■ What is required: Without the pictures, output the records below word for word.

☆ ☆ ☆ ☆ ☆ ☆ ☆

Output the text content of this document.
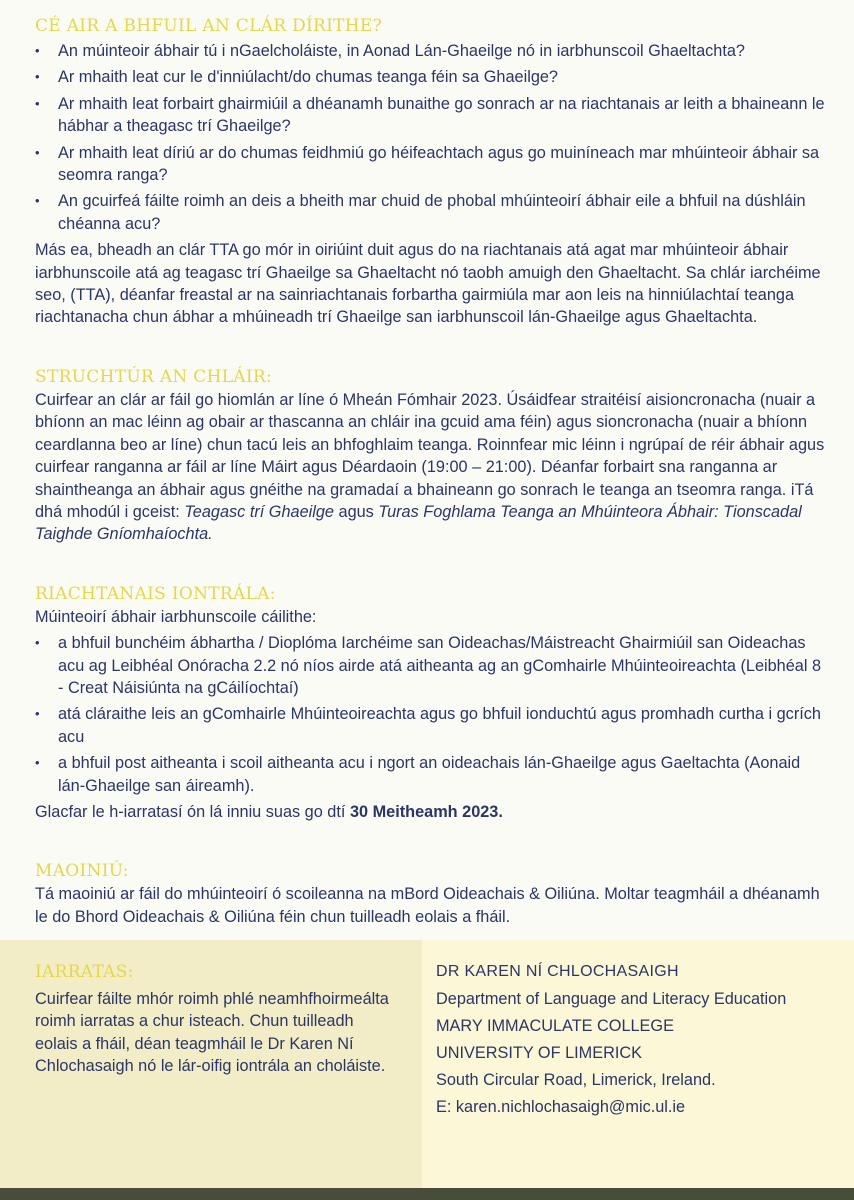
CÉ AIR A BHFUIL AN CLÁR DÍRITHE?
• An múinteoir ábhair tú i nGaelcholáiste, in Aonad Lán-Ghaeilge nó in iarbhunscoil Ghaeltachta?
• Ar mhaith leat cur le d'inniúlacht/do chumas teanga féin sa Ghaeilge?
• Ar mhaith leat forbairt ghairmiúil a dhéanamh bunaithe go sonrach ar na riachtanais ar leith a bhaineann le hábhar a theagasc trí Ghaeilge?
• Ar mhaith leat díriú ar do chumas feidhmiú go héifeachtach agus go muiníneach mar mhúinteoir ábhair sa seomra ranga?
• An gcuirfeá fáilte roimh an deis a bheith mar chuid de phobal mhúinteoirí ábhair eile a bhfuil na dúshláin chéanna acu?

Más ea, bheadh an clár TTA go mór in oiriúint duit agus do na riachtanais atá agat mar mhúinteoir ábhair iarbhunscoile atá ag teagasc trí Ghaeilge sa Ghaeltacht nó taobh amuigh den Ghaeltacht. Sa chlár iarchéime seo, (TTA), déanfar freastal ar na sainriachtanais forbartha gairmiúla mar aon leis na hinniúlachtaí teanga riachtanacha chun ábhar a mhúineadh trí Ghaeilge san iarbhunscoil lán-Ghaeilge agus Ghaeltachta.

STRUCHTÚR AN CHLÁIR:

Cuirfear an clár ar fáil go hiomlán ar líne ó Mheán Fómhair 2023. Úsáidfear straitéisí aisioncronacha (nuair a bhíonn an mac léinn ag obair ar thascanna an chláir ina gcuid ama féin) agus sioncronacha (nuair a bhíonn ceardlanna beo ar líne) chun tacú leis an bhfoghlaim teanga. Roinnfear mic léinn i ngrúpaí de réir ábhair agus cuirfear ranganna ar fáil ar líne Máirt agus Déardaoin (19:00 – 21:00). Déanfar forbairt sna ranganna ar shaintheanga an ábhair agus gnéithe na gramadaí a bhaineann go sonrach le teanga an tseomra ranga. iTá dhá mhodúl i gceist: Teagasc trí Ghaeilge agus Turas Foghlama Teanga an Mhúinteora Ábhair: Tionscadal Taighde Gníomhaíochta.

RIACHTANAIS IONTRÁLA:

Múinteoirí ábhair iarbhunscoile cáilithe:

• a bhfuil bunchéim ábhartha / Dioplóma Iarchéime san Oideachas/Máistreacht Ghairmiúil san Oideachas acu ag Leibhéal Onóracha 2.2 nó níos airde atá aitheanta ag an gComhairle Mhúinteoireachta (Leibhéal 8 - Creat Náisiúnta na gCáilíochtaí)
• atá cláraithe leis an gComhairle Mhúinteoireachta agus go bhfuil ionduchtú agus promhadh curtha i gcrích acu
• a bhfuil post aitheanta i scoil aitheanta acu i ngort an oideachais lán-Ghaeilge agus Gaeltachta (Aonaid lán-Ghaeilge san áireamh).

Glacfar le h-iarratasí ón lá inniu suas go dtí 30 Meitheamh 2023.

MAOINIÚ:

Tá maoiniú ar fáil do mhúinteoirí ó scoileanna na mBord Oideachais & Oiliúna. Moltar teagmháil a dhéanamh le do Bhord Oideachais & Oiliúna féin chun tuilleadh eolais a fháil.

IARRATAS:

Cuirfear fáilte mhór roimh phlé neamhfhoirmeálta roimh iarratas a chur isteach. Chun tuilleadh eolais a fháil, déan teagmháil le Dr Karen Ní Chlochasaigh nó le lár-oifig iontrála an choláiste.

DR KAREN NÍ CHLOCHASAIGH

Department of Language and Literacy Education

MARY IMMACULATE COLLEGE

UNIVERSITY OF LIMERICK

South Circular Road, Limerick, Ireland.

E: karen.nichlochasaigh@mic.ul.ie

☆ ☆ ☆ ☆ ☆ ☆ ☆

■ Correct result:
Output the text content of this document.
CÉ AIR A BHFUIL AN CLÁR DÍRITHE?
• An múinteoir ábhair tú i nGaelcholáiste, in Aonad Lán-Ghaeilge nó in iarbhunscoil Ghaeltachta?
• Ar mhaith leat cur le d'inniúlacht/do chumas teanga féin sa Ghaeilge?
• Ar mhaith leat forbairt ghairmiúil a dhéanamh bunaithe go sonrach ar na riachtanais ar leith a bhaineann le hábhar a theagasc trí Ghaeilge?
• Ar mhaith leat díriú ar do chumas feidhmiú go héifeachtach agus go muiníneach mar mhúinteoir ábhair sa seomra ranga?
• An gcuirfeá fáilte roimh an deis a bheith mar chuid de phobal mhúinteoirí ábhair eile a bhfuil na dúshláin chéanna acu?

Más ea, bheadh an clár TTA go mór in oiriúint duit agus do na riachtanais atá agat mar mhúinteoir ábhair iarbhunscoile atá ag teagasc trí Ghaeilge sa Ghaeltacht nó taobh amuigh den Ghaeltacht. Sa chlár iarchéime seo, (TTA), déanfar freastal ar na sainriachtanais forbartha gairmiúla mar aon leis na hinniúlachtaí teanga riachtanacha chun ábhar a mhúineadh trí Ghaeilge san iarbhunscoil lán-Ghaeilge agus Ghaeltachta.

STRUCHTÚR AN CHLÁIR:

Cuirfear an clár ar fáil go hiomlán ar líne ó Mheán Fómhair 2023. Úsáidfear straitéisí aisioncronacha (nuair a bhíonn an mac léinn ag obair ar thascanna an chláir ina gcuid ama féin) agus sioncronacha (nuair a bhíonn ceardlanna beo ar líne) chun tacú leis an bhfoghlaim teanga. Roinnfear mic léinn i ngrúpaí de réir ábhair agus cuirfear ranganna ar fáil ar líne Máirt agus Déardaoin (19:00 – 21:00). Déanfar forbairt sna ranganna ar shaintheanga an ábhair agus gnéithe na gramadaí a bhaineann go sonrach le teanga an tseomra ranga. iTá dhá mhodúl i gceist: Teagasc trí Ghaeilge agus Turas Foghlama Teanga an Mhúinteora Ábhair: Tionscadal Taighde Gníomhaíochta.

RIACHTANAIS IONTRÁLA:

Múinteoirí ábhair iarbhunscoile cáilithe:

• a bhfuil bunchéim ábhartha / Dioplóma Iarchéime san Oideachas/Máistreacht Ghairmiúil san Oideachas acu ag Leibhéal Onóracha 2.2 nó níos airde atá aitheanta ag an gComhairle Mhúinteoireachta (Leibhéal 8 - Creat Náisiúnta na gCáilíochtaí)
• atá cláraithe leis an gComhairle Mhúinteoireachta agus go bhfuil ionduchtú agus promhadh curtha i gcrích acu
• a bhfuil post aitheanta i scoil aitheanta acu i ngort an oideachais lán-Ghaeilge agus Gaeltachta (Aonaid lán-Ghaeilge san áireamh).

Glacfar le h-iarratasí ón lá inniu suas go dtí 30 Meitheamh 2023.

MAOINIÚ:

Tá maoiniú ar fáil do mhúinteoirí ó scoileanna na mBord Oideachais & Oiliúna. Moltar teagmháil a dhéanamh le do Bhord Oideachais & Oiliúna féin chun tuilleadh eolais a fháil.

IARRATAS:

Cuirfear fáilte mhór roimh phlé neamhfhoirmeálta roimh iarratas a chur isteach. Chun tuilleadh eolais a fháil, déan teagmháil le Dr Karen Ní Chlochasaigh nó le lár-oifig iontrála an choláiste.

DR KAREN NÍ CHLOCHASAIGH

Department of Language and Literacy Education

MARY IMMACULATE COLLEGE

UNIVERSITY OF LIMERICK

South Circular Road, Limerick, Ireland.

E: karen.nichlochasaigh@mic.ul.ie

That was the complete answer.